• _Task directions_: Repeat the listing below in full, exactly as it stands.

[Input material start]

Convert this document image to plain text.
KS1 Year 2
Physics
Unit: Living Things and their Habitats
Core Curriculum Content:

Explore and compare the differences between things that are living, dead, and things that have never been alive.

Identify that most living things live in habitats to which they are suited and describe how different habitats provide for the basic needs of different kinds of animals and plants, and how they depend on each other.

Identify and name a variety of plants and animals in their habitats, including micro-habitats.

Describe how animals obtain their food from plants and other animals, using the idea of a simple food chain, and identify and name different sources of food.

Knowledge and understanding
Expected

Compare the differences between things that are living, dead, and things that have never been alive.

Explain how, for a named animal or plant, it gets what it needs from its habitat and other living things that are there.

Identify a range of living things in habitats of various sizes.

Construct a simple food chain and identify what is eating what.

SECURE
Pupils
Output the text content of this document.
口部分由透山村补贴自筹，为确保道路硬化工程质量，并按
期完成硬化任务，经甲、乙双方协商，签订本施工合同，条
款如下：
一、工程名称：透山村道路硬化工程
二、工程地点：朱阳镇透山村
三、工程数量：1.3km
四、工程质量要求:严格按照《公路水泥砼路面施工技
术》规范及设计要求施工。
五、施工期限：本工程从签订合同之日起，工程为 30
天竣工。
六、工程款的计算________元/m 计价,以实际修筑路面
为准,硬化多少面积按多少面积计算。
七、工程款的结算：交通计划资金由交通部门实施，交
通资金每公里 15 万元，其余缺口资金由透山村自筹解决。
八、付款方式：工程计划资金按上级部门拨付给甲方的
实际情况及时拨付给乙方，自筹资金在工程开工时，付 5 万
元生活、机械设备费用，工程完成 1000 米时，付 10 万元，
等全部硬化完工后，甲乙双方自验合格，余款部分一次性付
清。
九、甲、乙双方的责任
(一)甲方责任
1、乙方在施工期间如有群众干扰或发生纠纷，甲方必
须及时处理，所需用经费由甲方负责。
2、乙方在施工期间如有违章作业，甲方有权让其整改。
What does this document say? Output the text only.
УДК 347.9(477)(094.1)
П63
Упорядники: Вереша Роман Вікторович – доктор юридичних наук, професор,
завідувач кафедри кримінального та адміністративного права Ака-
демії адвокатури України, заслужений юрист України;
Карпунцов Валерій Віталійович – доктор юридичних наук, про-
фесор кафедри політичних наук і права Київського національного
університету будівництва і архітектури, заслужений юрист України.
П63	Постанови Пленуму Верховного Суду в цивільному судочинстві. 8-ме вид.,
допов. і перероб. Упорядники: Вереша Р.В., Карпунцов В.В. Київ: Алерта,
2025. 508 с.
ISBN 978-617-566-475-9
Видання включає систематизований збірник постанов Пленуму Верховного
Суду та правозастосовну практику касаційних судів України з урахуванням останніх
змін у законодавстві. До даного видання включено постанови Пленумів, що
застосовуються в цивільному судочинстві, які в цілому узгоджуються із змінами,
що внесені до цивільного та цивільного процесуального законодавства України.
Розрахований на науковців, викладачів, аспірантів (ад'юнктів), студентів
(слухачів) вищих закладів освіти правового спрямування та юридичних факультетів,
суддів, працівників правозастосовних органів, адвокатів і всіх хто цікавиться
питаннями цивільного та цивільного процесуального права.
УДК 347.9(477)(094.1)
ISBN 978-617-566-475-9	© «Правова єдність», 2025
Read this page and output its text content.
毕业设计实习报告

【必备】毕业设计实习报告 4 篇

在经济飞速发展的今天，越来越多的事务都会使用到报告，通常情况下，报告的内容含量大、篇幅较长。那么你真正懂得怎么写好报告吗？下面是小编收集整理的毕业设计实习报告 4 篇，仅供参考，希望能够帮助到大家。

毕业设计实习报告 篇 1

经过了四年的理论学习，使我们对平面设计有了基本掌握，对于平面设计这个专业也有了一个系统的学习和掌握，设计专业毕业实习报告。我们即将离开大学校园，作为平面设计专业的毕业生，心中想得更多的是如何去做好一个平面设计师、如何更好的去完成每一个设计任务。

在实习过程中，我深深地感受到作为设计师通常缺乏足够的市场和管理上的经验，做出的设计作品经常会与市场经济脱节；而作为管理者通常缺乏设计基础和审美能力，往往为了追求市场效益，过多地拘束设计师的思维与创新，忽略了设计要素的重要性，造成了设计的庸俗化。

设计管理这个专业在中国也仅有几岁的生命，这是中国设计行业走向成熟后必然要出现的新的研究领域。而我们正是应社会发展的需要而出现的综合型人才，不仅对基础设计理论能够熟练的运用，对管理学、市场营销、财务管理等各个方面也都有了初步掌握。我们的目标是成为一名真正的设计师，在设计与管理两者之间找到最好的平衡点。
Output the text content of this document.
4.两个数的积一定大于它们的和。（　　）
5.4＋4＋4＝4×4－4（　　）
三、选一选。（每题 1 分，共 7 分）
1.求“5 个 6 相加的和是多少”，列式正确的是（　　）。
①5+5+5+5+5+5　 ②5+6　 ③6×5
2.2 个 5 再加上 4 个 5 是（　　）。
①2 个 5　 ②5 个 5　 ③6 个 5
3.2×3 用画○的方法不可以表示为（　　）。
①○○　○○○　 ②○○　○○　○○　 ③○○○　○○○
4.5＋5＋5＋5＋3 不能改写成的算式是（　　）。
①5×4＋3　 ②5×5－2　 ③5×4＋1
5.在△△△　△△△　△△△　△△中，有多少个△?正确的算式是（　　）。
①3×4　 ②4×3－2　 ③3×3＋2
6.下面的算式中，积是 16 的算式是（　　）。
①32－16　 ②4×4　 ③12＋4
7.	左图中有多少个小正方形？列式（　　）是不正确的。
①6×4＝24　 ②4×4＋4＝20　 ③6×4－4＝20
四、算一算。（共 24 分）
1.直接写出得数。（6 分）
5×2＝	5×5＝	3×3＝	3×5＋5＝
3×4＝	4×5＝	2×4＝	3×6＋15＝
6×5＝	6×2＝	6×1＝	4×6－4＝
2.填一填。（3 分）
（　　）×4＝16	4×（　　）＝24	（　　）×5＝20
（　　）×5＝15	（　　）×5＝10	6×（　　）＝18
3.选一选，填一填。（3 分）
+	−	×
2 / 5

[Input material end]

• _Expected output_:
Convert this document image to plain text.
KS1 Year 2
Physics
Unit: Living Things and their Habitats
Core Curriculum Content:

Explore and compare the differences between things that are living, dead, and things that have never been alive.

Identify that most living things live in habitats to which they are suited and describe how different habitats provide for the basic needs of different kinds of animals and plants, and how they depend on each other.

Identify and name a variety of plants and animals in their habitats, including micro-habitats.

Describe how animals obtain their food from plants and other animals, using the idea of a simple food chain, and identify and name different sources of food.

Knowledge and understanding
Expected

Compare the differences between things that are living, dead, and things that have never been alive.

Explain how, for a named animal or plant, it gets what it needs from its habitat and other living things that are there.

Identify a range of living things in habitats of various sizes.

Construct a simple food chain and identify what is eating what.

SECURE
Pupils
Output the text content of this document.
口部分由透山村补贴自筹，为确保道路硬化工程质量，并按
期完成硬化任务，经甲、乙双方协商，签订本施工合同，条
款如下：
一、工程名称：透山村道路硬化工程
二、工程地点：朱阳镇透山村
三、工程数量：1.3km
四、工程质量要求:严格按照《公路水泥砼路面施工技
术》规范及设计要求施工。
五、施工期限：本工程从签订合同之日起，工程为 30
天竣工。
六、工程款的计算________元/m 计价,以实际修筑路面
为准,硬化多少面积按多少面积计算。
七、工程款的结算：交通计划资金由交通部门实施，交
通资金每公里 15 万元，其余缺口资金由透山村自筹解决。
八、付款方式：工程计划资金按上级部门拨付给甲方的
实际情况及时拨付给乙方，自筹资金在工程开工时，付 5 万
元生活、机械设备费用，工程完成 1000 米时，付 10 万元，
等全部硬化完工后，甲乙双方自验合格，余款部分一次性付
清。
九、甲、乙双方的责任
(一)甲方责任
1、乙方在施工期间如有群众干扰或发生纠纷，甲方必
须及时处理，所需用经费由甲方负责。
2、乙方在施工期间如有违章作业，甲方有权让其整改。
What does this document say? Output the text only.
УДК 347.9(477)(094.1)
П63
Упорядники: Вереша Роман Вікторович – доктор юридичних наук, професор,
завідувач кафедри кримінального та адміністративного права Ака-
демії адвокатури України, заслужений юрист України;
Карпунцов Валерій Віталійович – доктор юридичних наук, про-
фесор кафедри політичних наук і права Київського національного
університету будівництва і архітектури, заслужений юрист України.
П63	Постанови Пленуму Верховного Суду в цивільному судочинстві. 8-ме вид.,
допов. і перероб. Упорядники: Вереша Р.В., Карпунцов В.В. Київ: Алерта,
2025. 508 с.
ISBN 978-617-566-475-9
Видання включає систематизований збірник постанов Пленуму Верховного
Суду та правозастосовну практику касаційних судів України з урахуванням останніх
змін у законодавстві. До даного видання включено постанови Пленумів, що
застосовуються в цивільному судочинстві, які в цілому узгоджуються із змінами,
що внесені до цивільного та цивільного процесуального законодавства України.
Розрахований на науковців, викладачів, аспірантів (ад'юнктів), студентів
(слухачів) вищих закладів освіти правового спрямування та юридичних факультетів,
суддів, працівників правозастосовних органів, адвокатів і всіх хто цікавиться
питаннями цивільного та цивільного процесуального права.
УДК 347.9(477)(094.1)
ISBN 978-617-566-475-9	© «Правова єдність», 2025
Read this page and output its text content.
毕业设计实习报告

【必备】毕业设计实习报告 4 篇

在经济飞速发展的今天，越来越多的事务都会使用到报告，通常情况下，报告的内容含量大、篇幅较长。那么你真正懂得怎么写好报告吗？下面是小编收集整理的毕业设计实习报告 4 篇，仅供参考，希望能够帮助到大家。

毕业设计实习报告 篇 1

经过了四年的理论学习，使我们对平面设计有了基本掌握，对于平面设计这个专业也有了一个系统的学习和掌握，设计专业毕业实习报告。我们即将离开大学校园，作为平面设计专业的毕业生，心中想得更多的是如何去做好一个平面设计师、如何更好的去完成每一个设计任务。

在实习过程中，我深深地感受到作为设计师通常缺乏足够的市场和管理上的经验，做出的设计作品经常会与市场经济脱节；而作为管理者通常缺乏设计基础和审美能力，往往为了追求市场效益，过多地拘束设计师的思维与创新，忽略了设计要素的重要性，造成了设计的庸俗化。

设计管理这个专业在中国也仅有几岁的生命，这是中国设计行业走向成熟后必然要出现的新的研究领域。而我们正是应社会发展的需要而出现的综合型人才，不仅对基础设计理论能够熟练的运用，对管理学、市场营销、财务管理等各个方面也都有了初步掌握。我们的目标是成为一名真正的设计师，在设计与管理两者之间找到最好的平衡点。
Output the text content of this document.
4.两个数的积一定大于它们的和。（　　）
5.4＋4＋4＝4×4－4（　　）
三、选一选。（每题 1 分，共 7 分）
1.求“5 个 6 相加的和是多少”，列式正确的是（　　）。
①5+5+5+5+5+5　 ②5+6　 ③6×5
2.2 个 5 再加上 4 个 5 是（　　）。
①2 个 5　 ②5 个 5　 ③6 个 5
3.2×3 用画○的方法不可以表示为（　　）。
①○○　○○○　 ②○○　○○　○○　 ③○○○　○○○
4.5＋5＋5＋5＋3 不能改写成的算式是（　　）。
①5×4＋3　 ②5×5－2　 ③5×4＋1
5.在△△△　△△△　△△△　△△中，有多少个△?正确的算式是（　　）。
①3×4　 ②4×3－2　 ③3×3＋2
6.下面的算式中，积是 16 的算式是（　　）。
①32－16　 ②4×4　 ③12＋4
7.	左图中有多少个小正方形？列式（　　）是不正确的。
①6×4＝24　 ②4×4＋4＝20　 ③6×4－4＝20
四、算一算。（共 24 分）
1.直接写出得数。（6 分）
5×2＝	5×5＝	3×3＝	3×5＋5＝
3×4＝	4×5＝	2×4＝	3×6＋15＝
6×5＝	6×2＝	6×1＝	4×6－4＝
2.填一填。（3 分）
（　　）×4＝16	4×（　　）＝24	（　　）×5＝20
（　　）×5＝15	（　　）×5＝10	6×（　　）＝18
3.选一选，填一填。（3 分）
+	−	×
2 / 5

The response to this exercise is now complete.